Prompt —
Copy each of the entries below character for character, reproducing every line in its original order.
####
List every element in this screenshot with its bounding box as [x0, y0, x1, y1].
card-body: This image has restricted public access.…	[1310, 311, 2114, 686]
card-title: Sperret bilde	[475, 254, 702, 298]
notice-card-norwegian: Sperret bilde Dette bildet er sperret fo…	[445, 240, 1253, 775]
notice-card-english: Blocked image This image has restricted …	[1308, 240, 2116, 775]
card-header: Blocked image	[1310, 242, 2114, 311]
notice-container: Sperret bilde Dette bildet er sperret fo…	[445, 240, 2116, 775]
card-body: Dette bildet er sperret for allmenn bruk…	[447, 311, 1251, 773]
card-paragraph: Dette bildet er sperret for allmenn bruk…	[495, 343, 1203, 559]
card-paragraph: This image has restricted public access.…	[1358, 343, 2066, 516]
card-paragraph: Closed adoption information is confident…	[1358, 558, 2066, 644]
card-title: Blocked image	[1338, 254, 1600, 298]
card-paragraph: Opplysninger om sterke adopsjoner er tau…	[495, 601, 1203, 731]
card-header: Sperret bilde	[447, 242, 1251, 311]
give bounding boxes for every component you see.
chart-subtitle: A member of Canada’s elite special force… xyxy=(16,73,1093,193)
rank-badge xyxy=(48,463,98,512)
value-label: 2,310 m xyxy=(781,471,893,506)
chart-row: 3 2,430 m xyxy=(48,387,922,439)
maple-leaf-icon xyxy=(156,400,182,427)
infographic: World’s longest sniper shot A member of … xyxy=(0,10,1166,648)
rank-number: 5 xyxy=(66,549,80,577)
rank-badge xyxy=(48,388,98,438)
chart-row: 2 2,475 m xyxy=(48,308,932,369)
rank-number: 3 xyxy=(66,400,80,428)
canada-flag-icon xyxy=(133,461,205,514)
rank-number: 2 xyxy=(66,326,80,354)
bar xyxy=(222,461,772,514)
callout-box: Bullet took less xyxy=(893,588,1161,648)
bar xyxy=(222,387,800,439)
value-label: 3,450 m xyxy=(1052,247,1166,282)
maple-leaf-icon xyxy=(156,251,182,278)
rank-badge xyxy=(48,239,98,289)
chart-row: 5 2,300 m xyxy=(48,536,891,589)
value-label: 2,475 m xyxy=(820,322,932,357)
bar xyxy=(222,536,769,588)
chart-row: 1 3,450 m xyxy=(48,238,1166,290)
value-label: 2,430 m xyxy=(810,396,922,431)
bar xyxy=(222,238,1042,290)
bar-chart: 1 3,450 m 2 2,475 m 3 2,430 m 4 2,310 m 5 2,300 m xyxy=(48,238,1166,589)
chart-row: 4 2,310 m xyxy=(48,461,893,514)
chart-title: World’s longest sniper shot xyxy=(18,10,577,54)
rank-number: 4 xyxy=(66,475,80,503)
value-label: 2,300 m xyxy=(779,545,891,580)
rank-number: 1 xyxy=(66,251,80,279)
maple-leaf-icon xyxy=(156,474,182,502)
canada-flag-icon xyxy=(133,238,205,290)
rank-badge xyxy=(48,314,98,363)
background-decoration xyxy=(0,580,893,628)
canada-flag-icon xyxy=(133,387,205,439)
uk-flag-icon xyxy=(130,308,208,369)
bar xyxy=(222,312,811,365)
####
Result of this exercise —
List every element in this screenshot with its bounding box as [x0, y0, x1, y1].
card-body: This image has restricted public access.…	[1310, 311, 2114, 686]
card-title: Sperret bilde	[475, 254, 702, 298]
notice-card-norwegian: Sperret bilde Dette bildet er sperret fo…	[445, 240, 1253, 775]
notice-card-english: Blocked image This image has restricted …	[1308, 240, 2116, 775]
card-header: Blocked image	[1310, 242, 2114, 311]
notice-container: Sperret bilde Dette bildet er sperret fo…	[445, 240, 2116, 775]
card-body: Dette bildet er sperret for allmenn bruk…	[447, 311, 1251, 773]
card-paragraph: Dette bildet er sperret for allmenn bruk…	[495, 343, 1203, 559]
card-paragraph: This image has restricted public access.…	[1358, 343, 2066, 516]
card-paragraph: Closed adoption information is confident…	[1358, 558, 2066, 644]
card-title: Blocked image	[1338, 254, 1600, 298]
card-paragraph: Opplysninger om sterke adopsjoner er tau…	[495, 601, 1203, 731]
card-header: Sperret bilde	[447, 242, 1251, 311]
give bounding boxes for every component you see.
chart-subtitle: A member of Canada’s elite special force… xyxy=(16,73,1093,193)
rank-badge xyxy=(48,463,98,512)
value-label: 2,310 m xyxy=(781,471,893,506)
chart-row: 3 2,430 m xyxy=(48,387,922,439)
maple-leaf-icon xyxy=(156,400,182,427)
infographic: World’s longest sniper shot A member of … xyxy=(0,10,1166,648)
rank-number: 5 xyxy=(66,549,80,577)
rank-badge xyxy=(48,388,98,438)
chart-row: 2 2,475 m xyxy=(48,308,932,369)
rank-number: 3 xyxy=(66,400,80,428)
canada-flag-icon xyxy=(133,461,205,514)
rank-number: 2 xyxy=(66,326,80,354)
bar xyxy=(222,461,772,514)
callout-box: Bullet took less xyxy=(893,588,1161,648)
bar xyxy=(222,387,800,439)
value-label: 3,450 m xyxy=(1052,247,1166,282)
maple-leaf-icon xyxy=(156,251,182,278)
rank-badge xyxy=(48,239,98,289)
chart-row: 5 2,300 m xyxy=(48,536,891,589)
value-label: 2,475 m xyxy=(820,322,932,357)
bar xyxy=(222,536,769,588)
chart-row: 1 3,450 m xyxy=(48,238,1166,290)
value-label: 2,430 m xyxy=(810,396,922,431)
bar xyxy=(222,238,1042,290)
bar-chart: 1 3,450 m 2 2,475 m 3 2,430 m 4 2,310 m 5 2,300 m xyxy=(48,238,1166,589)
chart-row: 4 2,310 m xyxy=(48,461,893,514)
chart-title: World’s longest sniper shot xyxy=(18,10,577,54)
rank-number: 4 xyxy=(66,475,80,503)
value-label: 2,300 m xyxy=(779,545,891,580)
rank-number: 1 xyxy=(66,251,80,279)
maple-leaf-icon xyxy=(156,474,182,502)
canada-flag-icon xyxy=(133,238,205,290)
rank-badge xyxy=(48,314,98,363)
background-decoration xyxy=(0,580,893,628)
canada-flag-icon xyxy=(133,387,205,439)
uk-flag-icon xyxy=(130,308,208,369)
bar xyxy=(222,312,811,365)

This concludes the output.